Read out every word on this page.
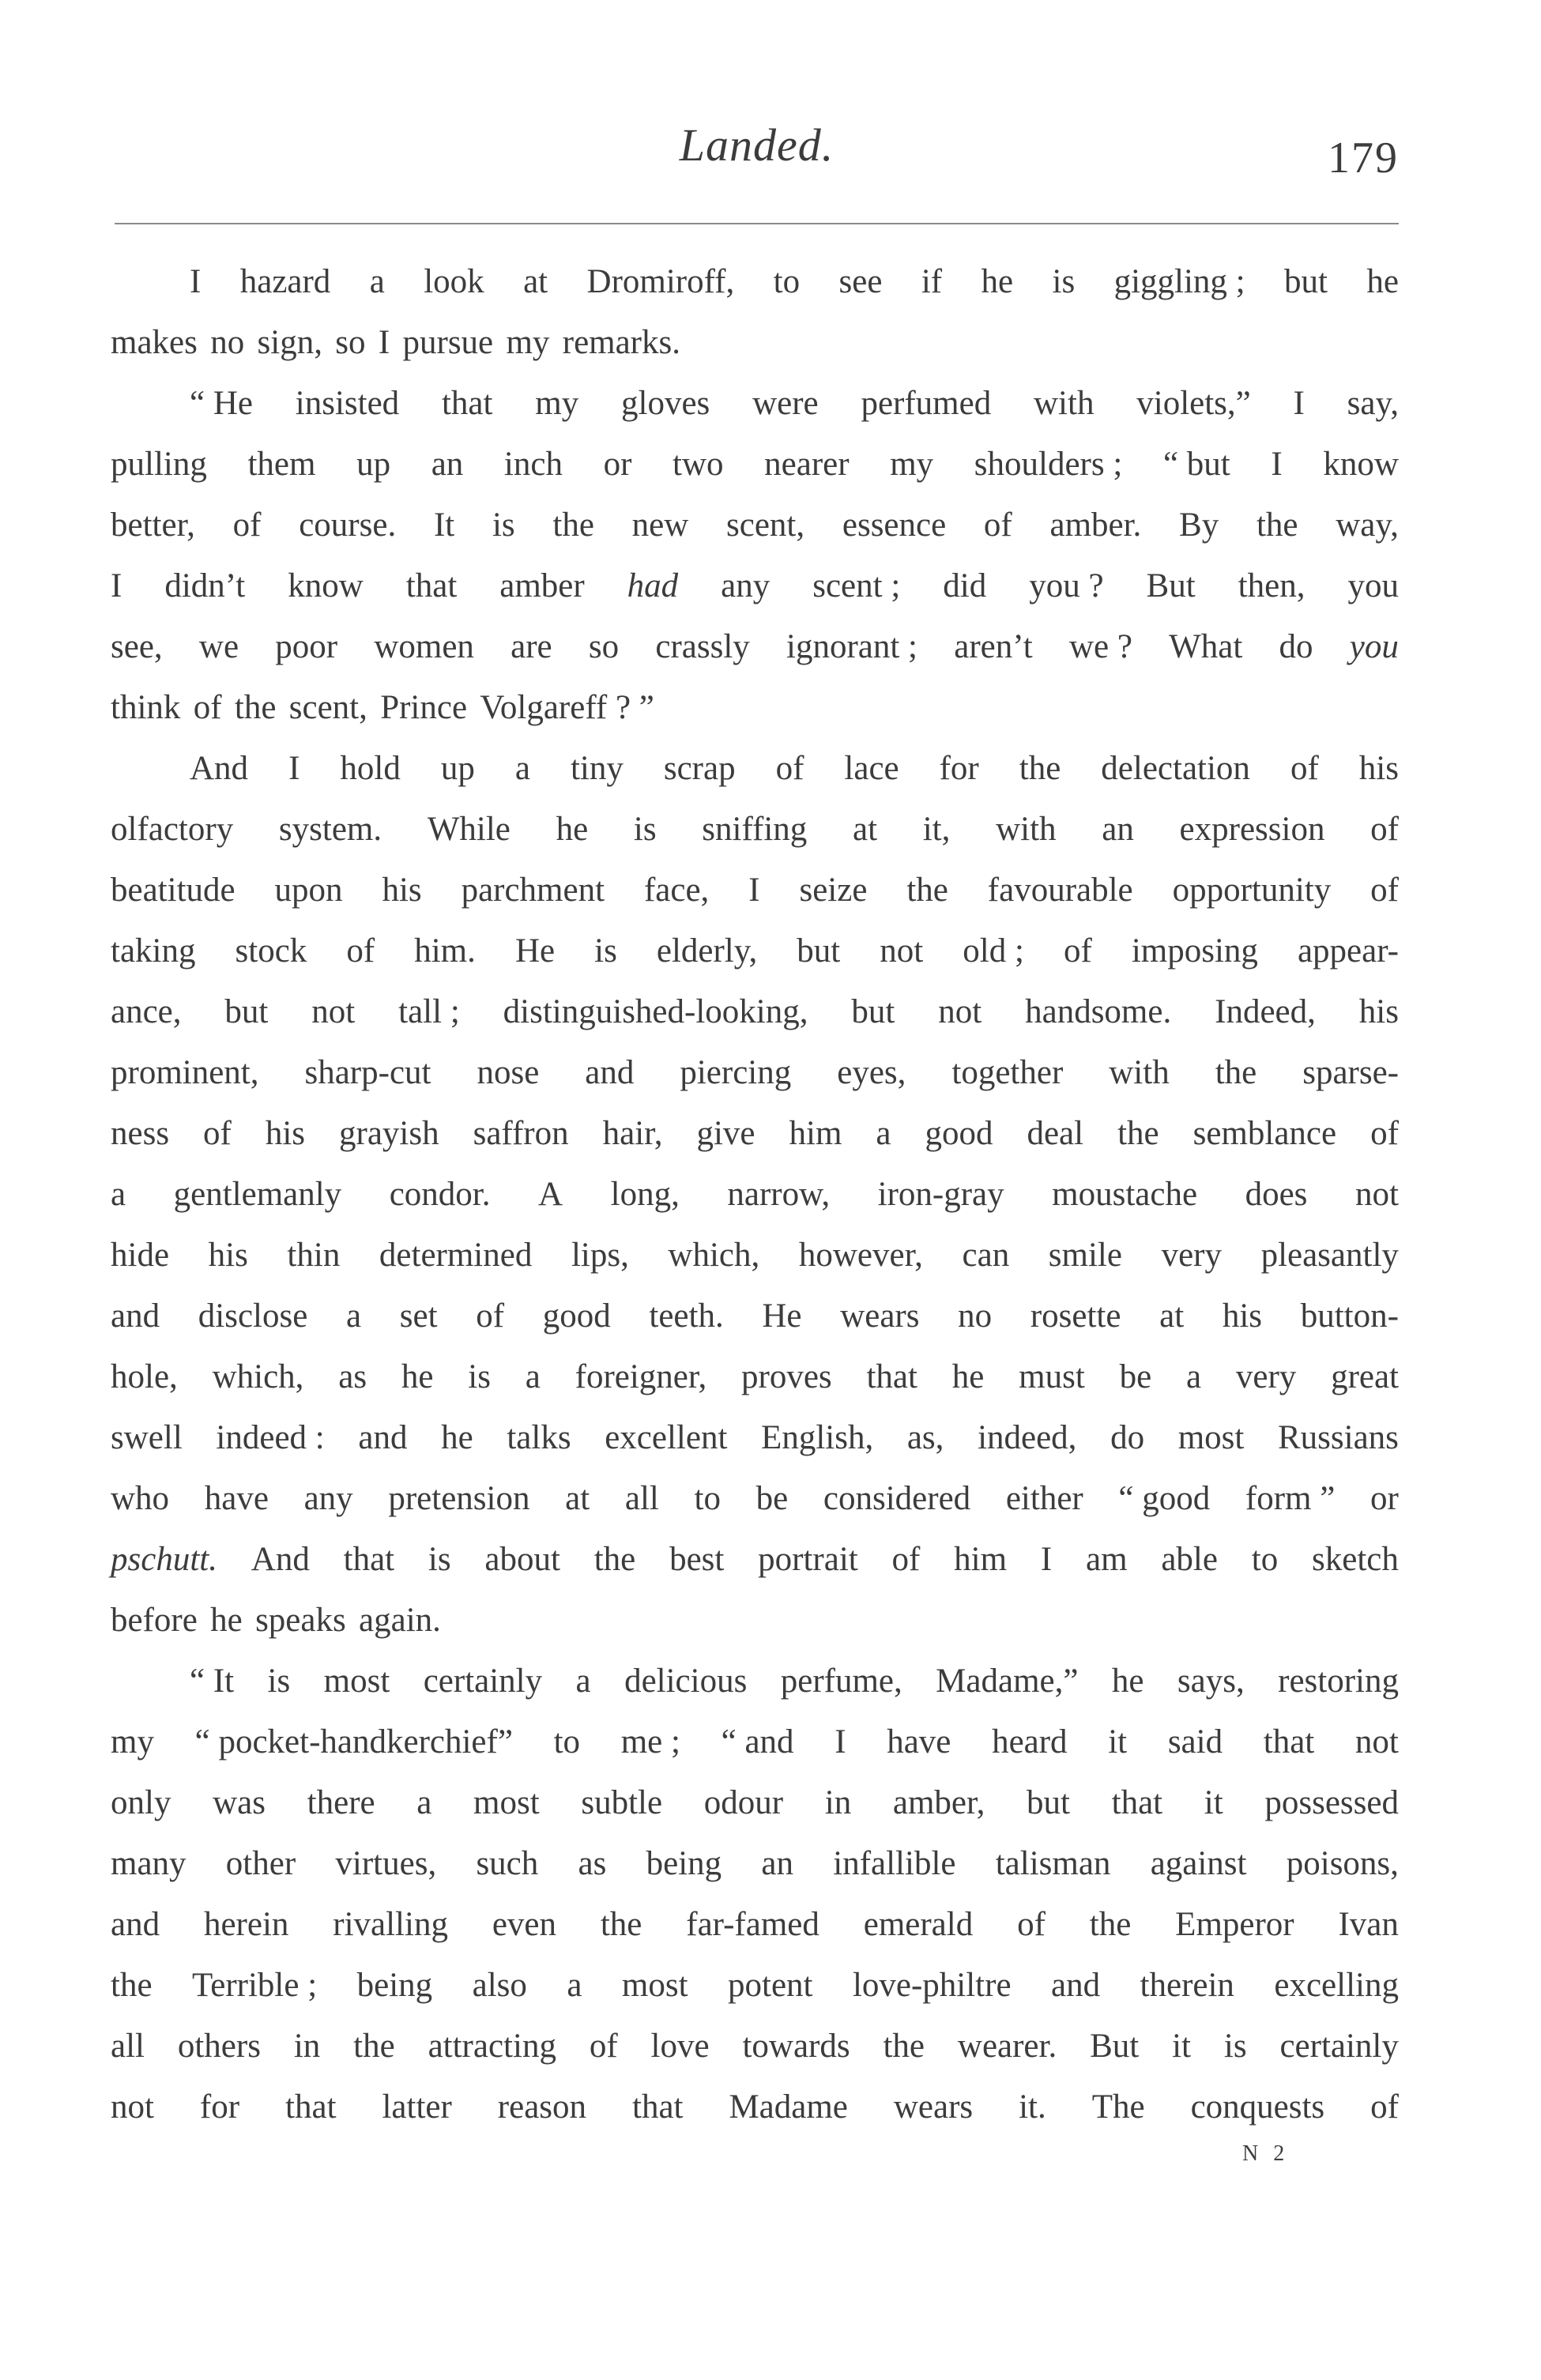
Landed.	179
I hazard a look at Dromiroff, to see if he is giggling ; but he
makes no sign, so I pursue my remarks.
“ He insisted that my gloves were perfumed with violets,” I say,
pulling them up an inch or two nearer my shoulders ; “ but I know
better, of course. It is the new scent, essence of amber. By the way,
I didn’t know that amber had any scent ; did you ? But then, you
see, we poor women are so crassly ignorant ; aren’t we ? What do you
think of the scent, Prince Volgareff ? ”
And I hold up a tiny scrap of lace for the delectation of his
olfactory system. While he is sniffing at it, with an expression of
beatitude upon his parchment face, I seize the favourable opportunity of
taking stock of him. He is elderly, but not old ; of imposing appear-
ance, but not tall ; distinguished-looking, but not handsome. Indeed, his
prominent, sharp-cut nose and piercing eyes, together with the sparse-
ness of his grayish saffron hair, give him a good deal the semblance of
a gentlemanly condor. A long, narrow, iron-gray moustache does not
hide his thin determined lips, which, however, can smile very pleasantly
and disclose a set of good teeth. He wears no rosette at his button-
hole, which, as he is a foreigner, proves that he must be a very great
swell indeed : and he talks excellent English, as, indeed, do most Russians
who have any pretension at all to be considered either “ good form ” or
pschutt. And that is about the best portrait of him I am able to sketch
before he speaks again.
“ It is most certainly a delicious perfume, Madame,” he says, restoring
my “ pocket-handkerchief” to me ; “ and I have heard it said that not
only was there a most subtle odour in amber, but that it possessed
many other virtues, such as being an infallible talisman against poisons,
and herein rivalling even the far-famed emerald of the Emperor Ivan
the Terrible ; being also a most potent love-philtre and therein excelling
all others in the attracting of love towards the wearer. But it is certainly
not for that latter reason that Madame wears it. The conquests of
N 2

· · · · · · ·

#### Exercise goal:
Copy out each record shown above without alteration, skipping any picture.

#### Response to the exercise:
Read out every word on this page.
Landed.	179
I hazard a look at Dromiroff, to see if he is giggling ; but he
makes no sign, so I pursue my remarks.
“ He insisted that my gloves were perfumed with violets,” I say,
pulling them up an inch or two nearer my shoulders ; “ but I know
better, of course. It is the new scent, essence of amber. By the way,
I didn’t know that amber had any scent ; did you ? But then, you
see, we poor women are so crassly ignorant ; aren’t we ? What do you
think of the scent, Prince Volgareff ? ”
And I hold up a tiny scrap of lace for the delectation of his
olfactory system. While he is sniffing at it, with an expression of
beatitude upon his parchment face, I seize the favourable opportunity of
taking stock of him. He is elderly, but not old ; of imposing appear-
ance, but not tall ; distinguished-looking, but not handsome. Indeed, his
prominent, sharp-cut nose and piercing eyes, together with the sparse-
ness of his grayish saffron hair, give him a good deal the semblance of
a gentlemanly condor. A long, narrow, iron-gray moustache does not
hide his thin determined lips, which, however, can smile very pleasantly
and disclose a set of good teeth. He wears no rosette at his button-
hole, which, as he is a foreigner, proves that he must be a very great
swell indeed : and he talks excellent English, as, indeed, do most Russians
who have any pretension at all to be considered either “ good form ” or
pschutt. And that is about the best portrait of him I am able to sketch
before he speaks again.
“ It is most certainly a delicious perfume, Madame,” he says, restoring
my “ pocket-handkerchief” to me ; “ and I have heard it said that not
only was there a most subtle odour in amber, but that it possessed
many other virtues, such as being an infallible talisman against poisons,
and herein rivalling even the far-famed emerald of the Emperor Ivan
the Terrible ; being also a most potent love-philtre and therein excelling
all others in the attracting of love towards the wearer. But it is certainly
not for that latter reason that Madame wears it. The conquests of
N 2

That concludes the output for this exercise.